==== Available data
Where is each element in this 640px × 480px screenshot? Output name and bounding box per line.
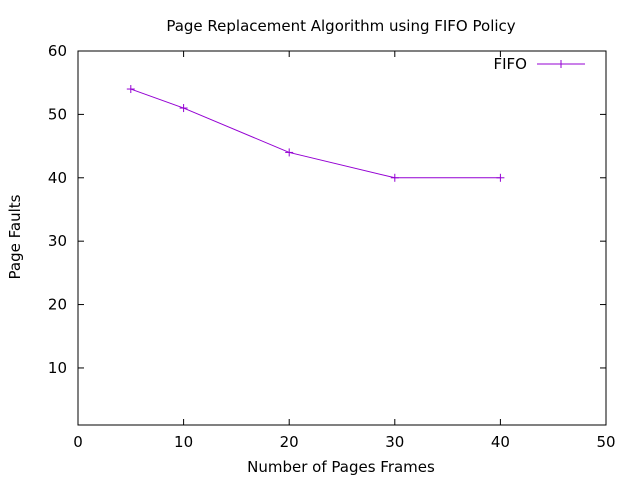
data-point: [496, 173, 505, 182]
x-tick-label: 30: [385, 433, 404, 451]
data-point: [390, 173, 399, 182]
y-tick-label: 50: [48, 105, 67, 123]
y-axis-label: Page Faults: [6, 194, 24, 279]
legend: FIFO: [494, 55, 585, 73]
y-tick-label: 20: [48, 296, 67, 314]
y-tick-label: 10: [48, 359, 67, 377]
x-tick-label: 20: [280, 433, 299, 451]
y-tick-label: 60: [48, 42, 67, 60]
series-layer: [126, 85, 505, 182]
data-point: [179, 104, 188, 113]
plot-frame: [77, 50, 607, 426]
y-axis: 10 20 30 40 50 60: [48, 42, 606, 377]
chart-title: Page Replacement Algorithm using FIFO Po…: [166, 17, 515, 35]
x-axis-label: Number of Pages Frames: [247, 458, 435, 476]
x-tick-label: 10: [174, 433, 193, 451]
x-tick-label: 40: [491, 433, 510, 451]
x-axis: 0 10 20 30 40 50: [73, 51, 616, 451]
data-point: [126, 85, 135, 94]
x-tick-label: 50: [596, 433, 615, 451]
x-tick-label: 0: [73, 433, 83, 451]
y-tick-label: 30: [48, 232, 67, 250]
legend-label: FIFO: [494, 55, 528, 73]
y-tick-label: 40: [48, 169, 67, 187]
series-line: [130, 88, 501, 179]
data-point: [285, 148, 294, 157]
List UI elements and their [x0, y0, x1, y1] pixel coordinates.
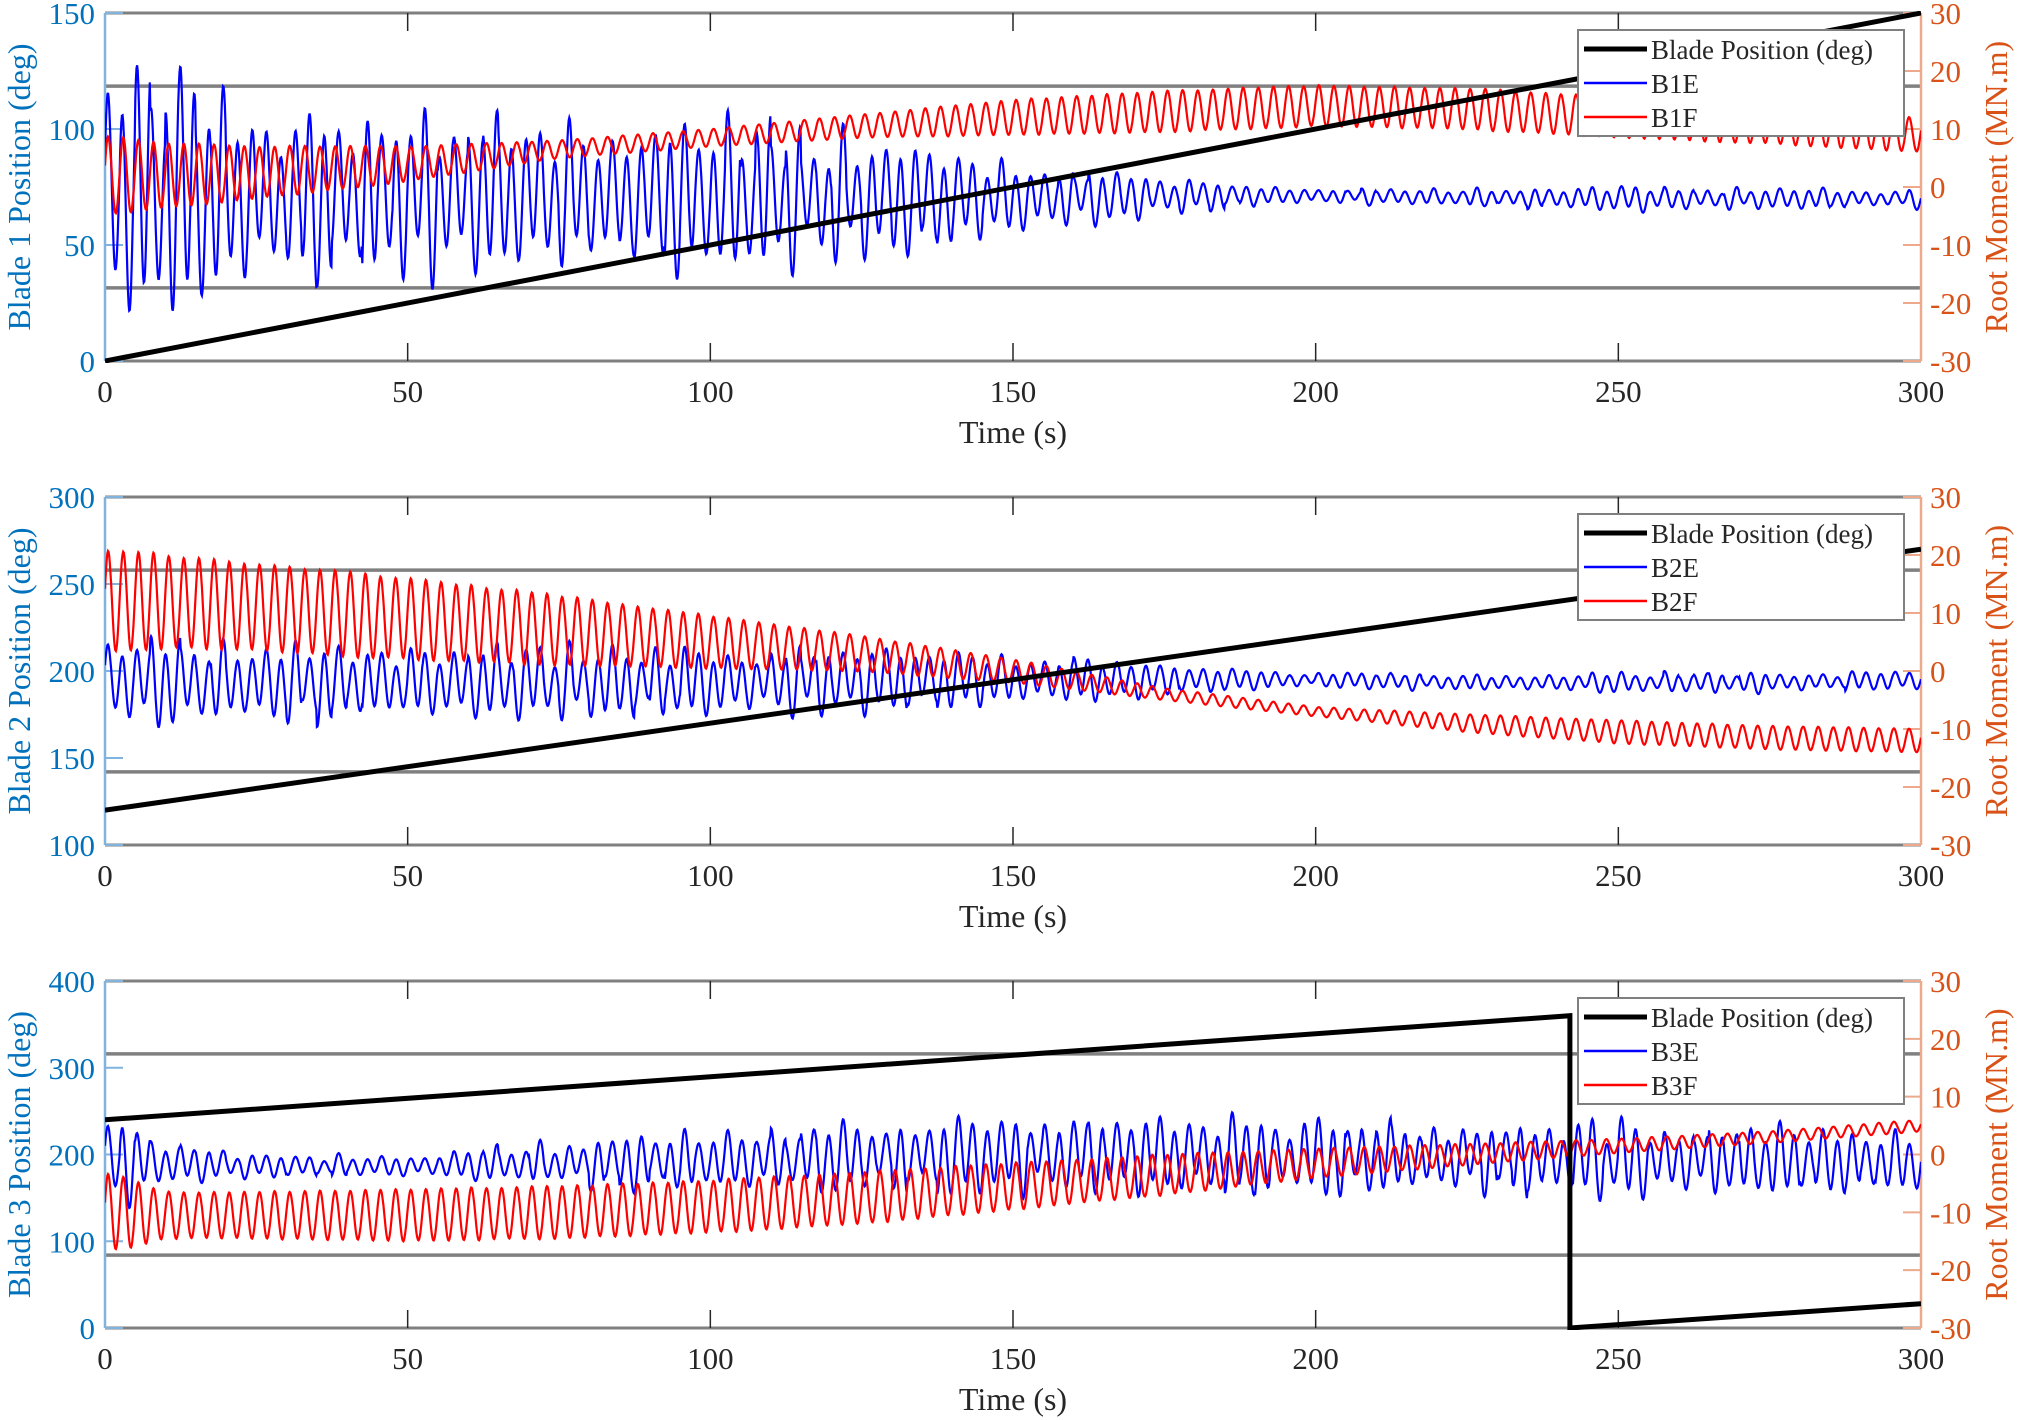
series-line-edge-moment [105, 633, 1921, 729]
x-tick-label: 200 [1292, 858, 1339, 893]
x-tick-label: 0 [97, 1341, 113, 1376]
x-tick-label: 150 [990, 858, 1037, 893]
legend-entry: Blade Position (deg) [1651, 35, 1873, 65]
x-tick-label: 50 [392, 1341, 423, 1376]
x-tick-label: 100 [687, 858, 734, 893]
x-tick-label: 50 [392, 374, 423, 409]
x-tick-label: 0 [97, 374, 113, 409]
right-y-tick-label: 0 [1930, 654, 1946, 689]
x-tick-label: 200 [1292, 1341, 1339, 1376]
right-y-tick-label: 10 [1930, 1080, 1961, 1115]
right-y-tick-label: -10 [1930, 1195, 1971, 1230]
right-y-tick-label: 10 [1930, 596, 1961, 631]
left-y-axis-label: Blade 3 Position (deg) [1, 1011, 37, 1298]
right-y-tick-label: -30 [1930, 344, 1971, 379]
x-axis-label: Time (s) [959, 898, 1067, 934]
legend-entry: Blade Position (deg) [1651, 1003, 1873, 1033]
series-group [105, 1013, 1921, 1330]
legend: Blade Position (deg) B2E B2F [1577, 513, 1905, 621]
series-line-edge-moment [105, 1110, 1921, 1210]
series-line-blade-position [105, 1013, 1921, 1330]
right-y-tick-label: 20 [1930, 538, 1961, 573]
x-tick-label: 250 [1595, 1341, 1642, 1376]
x-axis-label: Time (s) [959, 1381, 1067, 1417]
x-tick-label: 200 [1292, 374, 1339, 409]
legend-entry: Blade Position (deg) [1651, 519, 1873, 549]
x-tick-label: 300 [1898, 1341, 1945, 1376]
series-line-flap-moment [105, 1119, 1921, 1251]
left-y-tick-label: 100 [49, 1224, 96, 1259]
right-y-axis-label: Root Moment (MN.m) [1978, 1008, 2014, 1300]
legend-entry: B1E [1651, 69, 1699, 99]
right-y-tick-label: 30 [1930, 480, 1961, 515]
legend: Blade Position (deg) B1E B1F [1577, 29, 1905, 137]
x-tick-label: 150 [990, 1341, 1037, 1376]
right-y-tick-label: 30 [1930, 964, 1961, 999]
x-tick-label: 250 [1595, 858, 1642, 893]
legend-entry: B2F [1651, 587, 1698, 617]
left-y-tick-label: 200 [49, 1138, 96, 1173]
left-y-tick-label: 150 [49, 741, 96, 776]
left-y-axis-label: Blade 2 Position (deg) [1, 527, 37, 814]
right-y-tick-label: -10 [1930, 228, 1971, 263]
x-axis-label: Time (s) [959, 414, 1067, 450]
left-y-tick-label: 0 [80, 344, 96, 379]
left-y-tick-label: 150 [49, 0, 96, 31]
right-y-tick-label: -20 [1930, 1253, 1971, 1288]
left-y-tick-label: 400 [49, 964, 96, 999]
left-y-tick-label: 0 [80, 1311, 96, 1346]
legend-entry: B3F [1651, 1071, 1698, 1101]
right-y-tick-label: -30 [1930, 1311, 1971, 1346]
left-y-tick-label: 250 [49, 567, 96, 602]
left-y-tick-label: 300 [49, 480, 96, 515]
left-y-tick-label: 100 [49, 828, 96, 863]
legend-entry: B3E [1651, 1037, 1699, 1067]
right-y-tick-label: 10 [1930, 112, 1961, 147]
right-y-axis-label: Root Moment (MN.m) [1978, 525, 2014, 817]
left-y-axis-label: Blade 1 Position (deg) [1, 43, 37, 330]
right-y-tick-label: -30 [1930, 828, 1971, 863]
right-y-axis-label: Root Moment (MN.m) [1978, 41, 2014, 333]
series-line-edge-moment [105, 64, 1921, 314]
left-y-tick-label: 100 [49, 112, 96, 147]
left-y-tick-label: 300 [49, 1051, 96, 1086]
legend: Blade Position (deg) B3E B3F [1577, 997, 1905, 1105]
right-y-tick-label: -20 [1930, 286, 1971, 321]
x-tick-label: 50 [392, 858, 423, 893]
x-tick-label: 150 [990, 374, 1037, 409]
x-tick-label: 300 [1898, 374, 1945, 409]
right-y-tick-label: 20 [1930, 54, 1961, 89]
x-tick-label: 100 [687, 374, 734, 409]
x-tick-label: 100 [687, 1341, 734, 1376]
x-tick-label: 300 [1898, 858, 1945, 893]
left-y-tick-label: 200 [49, 654, 96, 689]
right-y-tick-label: -20 [1930, 770, 1971, 805]
right-y-tick-label: 20 [1930, 1022, 1961, 1057]
right-y-tick-label: 0 [1930, 170, 1946, 205]
legend-entry: B1F [1651, 103, 1698, 133]
right-y-tick-label: -10 [1930, 712, 1971, 747]
legend-entry: B2E [1651, 553, 1699, 583]
left-y-tick-label: 50 [64, 228, 95, 263]
series-line-flap-moment [105, 548, 1921, 754]
right-y-tick-label: 0 [1930, 1138, 1946, 1173]
right-y-tick-label: 30 [1930, 0, 1961, 31]
x-tick-label: 250 [1595, 374, 1642, 409]
x-tick-label: 0 [97, 858, 113, 893]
========
-- Your objective --
Copy all the rows above word for word, leaving out the pictures.

-- Exercise solution --
Where is each element in this 640px × 480px screenshot? Output name and bounding box per line.
data-point: [496, 173, 505, 182]
x-tick-label: 30: [385, 433, 404, 451]
data-point: [390, 173, 399, 182]
y-tick-label: 50: [48, 105, 67, 123]
y-axis-label: Page Faults: [6, 194, 24, 279]
legend: FIFO: [494, 55, 585, 73]
y-tick-label: 20: [48, 296, 67, 314]
y-tick-label: 10: [48, 359, 67, 377]
x-tick-label: 20: [280, 433, 299, 451]
y-tick-label: 60: [48, 42, 67, 60]
series-layer: [126, 85, 505, 182]
data-point: [179, 104, 188, 113]
plot-frame: [77, 50, 607, 426]
y-axis: 10 20 30 40 50 60: [48, 42, 606, 377]
chart-title: Page Replacement Algorithm using FIFO Po…: [166, 17, 515, 35]
x-axis-label: Number of Pages Frames: [247, 458, 435, 476]
x-tick-label: 10: [174, 433, 193, 451]
x-tick-label: 40: [491, 433, 510, 451]
x-axis: 0 10 20 30 40 50: [73, 51, 616, 451]
data-point: [126, 85, 135, 94]
x-tick-label: 50: [596, 433, 615, 451]
x-tick-label: 0: [73, 433, 83, 451]
y-tick-label: 30: [48, 232, 67, 250]
legend-label: FIFO: [494, 55, 528, 73]
y-tick-label: 40: [48, 169, 67, 187]
series-line: [130, 88, 501, 179]
data-point: [285, 148, 294, 157]
List UI elements and their [x0, y0, x1, y1] pixel coordinates.
series-line-edge-moment [105, 633, 1921, 729]
x-tick-label: 200 [1292, 858, 1339, 893]
x-tick-label: 0 [97, 1341, 113, 1376]
x-tick-label: 150 [990, 858, 1037, 893]
legend-entry: Blade Position (deg) [1651, 35, 1873, 65]
x-tick-label: 50 [392, 1341, 423, 1376]
x-tick-label: 100 [687, 858, 734, 893]
x-tick-label: 50 [392, 374, 423, 409]
x-tick-label: 0 [97, 374, 113, 409]
right-y-tick-label: 0 [1930, 654, 1946, 689]
x-tick-label: 200 [1292, 1341, 1339, 1376]
right-y-tick-label: 10 [1930, 1080, 1961, 1115]
right-y-tick-label: -10 [1930, 1195, 1971, 1230]
right-y-tick-label: 10 [1930, 596, 1961, 631]
left-y-axis-label: Blade 3 Position (deg) [1, 1011, 37, 1298]
right-y-tick-label: -30 [1930, 344, 1971, 379]
x-axis-label: Time (s) [959, 898, 1067, 934]
legend-entry: Blade Position (deg) [1651, 1003, 1873, 1033]
series-group [105, 1013, 1921, 1330]
legend: Blade Position (deg) B2E B2F [1577, 513, 1905, 621]
series-line-edge-moment [105, 1110, 1921, 1210]
series-line-blade-position [105, 1013, 1921, 1330]
right-y-tick-label: 20 [1930, 538, 1961, 573]
x-tick-label: 250 [1595, 1341, 1642, 1376]
x-axis-label: Time (s) [959, 1381, 1067, 1417]
x-tick-label: 200 [1292, 374, 1339, 409]
legend-entry: Blade Position (deg) [1651, 519, 1873, 549]
x-tick-label: 300 [1898, 1341, 1945, 1376]
series-line-flap-moment [105, 1119, 1921, 1251]
left-y-tick-label: 100 [49, 1224, 96, 1259]
right-y-axis-label: Root Moment (MN.m) [1978, 1008, 2014, 1300]
legend-entry: B1E [1651, 69, 1699, 99]
right-y-tick-label: 30 [1930, 480, 1961, 515]
legend: Blade Position (deg) B1E B1F [1577, 29, 1905, 137]
x-tick-label: 150 [990, 1341, 1037, 1376]
right-y-tick-label: 30 [1930, 964, 1961, 999]
x-tick-label: 250 [1595, 858, 1642, 893]
legend-entry: B2F [1651, 587, 1698, 617]
left-y-tick-label: 200 [49, 1138, 96, 1173]
left-y-tick-label: 150 [49, 741, 96, 776]
left-y-axis-label: Blade 2 Position (deg) [1, 527, 37, 814]
right-y-tick-label: -10 [1930, 228, 1971, 263]
x-axis-label: Time (s) [959, 414, 1067, 450]
left-y-tick-label: 0 [80, 344, 96, 379]
left-y-tick-label: 150 [49, 0, 96, 31]
right-y-tick-label: -20 [1930, 1253, 1971, 1288]
left-y-tick-label: 400 [49, 964, 96, 999]
left-y-tick-label: 0 [80, 1311, 96, 1346]
legend-entry: B3F [1651, 1071, 1698, 1101]
right-y-tick-label: -30 [1930, 1311, 1971, 1346]
left-y-tick-label: 250 [49, 567, 96, 602]
left-y-tick-label: 300 [49, 480, 96, 515]
left-y-tick-label: 100 [49, 828, 96, 863]
legend-entry: B3E [1651, 1037, 1699, 1067]
right-y-tick-label: 10 [1930, 112, 1961, 147]
right-y-axis-label: Root Moment (MN.m) [1978, 525, 2014, 817]
left-y-axis-label: Blade 1 Position (deg) [1, 43, 37, 330]
right-y-tick-label: -30 [1930, 828, 1971, 863]
right-y-axis-label: Root Moment (MN.m) [1978, 41, 2014, 333]
series-line-edge-moment [105, 64, 1921, 314]
left-y-tick-label: 100 [49, 112, 96, 147]
left-y-tick-label: 300 [49, 1051, 96, 1086]
legend: Blade Position (deg) B3E B3F [1577, 997, 1905, 1105]
right-y-tick-label: -20 [1930, 286, 1971, 321]
x-tick-label: 50 [392, 858, 423, 893]
x-tick-label: 150 [990, 374, 1037, 409]
x-tick-label: 300 [1898, 374, 1945, 409]
right-y-tick-label: 20 [1930, 54, 1961, 89]
x-tick-label: 100 [687, 374, 734, 409]
x-tick-label: 100 [687, 1341, 734, 1376]
x-tick-label: 300 [1898, 858, 1945, 893]
left-y-tick-label: 200 [49, 654, 96, 689]
right-y-tick-label: -20 [1930, 770, 1971, 805]
right-y-tick-label: 20 [1930, 1022, 1961, 1057]
right-y-tick-label: 0 [1930, 170, 1946, 205]
legend-entry: B1F [1651, 103, 1698, 133]
right-y-tick-label: -10 [1930, 712, 1971, 747]
legend-entry: B2E [1651, 553, 1699, 583]
left-y-tick-label: 50 [64, 228, 95, 263]
series-line-flap-moment [105, 548, 1921, 754]
right-y-tick-label: 0 [1930, 1138, 1946, 1173]
right-y-tick-label: 30 [1930, 0, 1961, 31]
x-tick-label: 250 [1595, 374, 1642, 409]
x-tick-label: 0 [97, 858, 113, 893]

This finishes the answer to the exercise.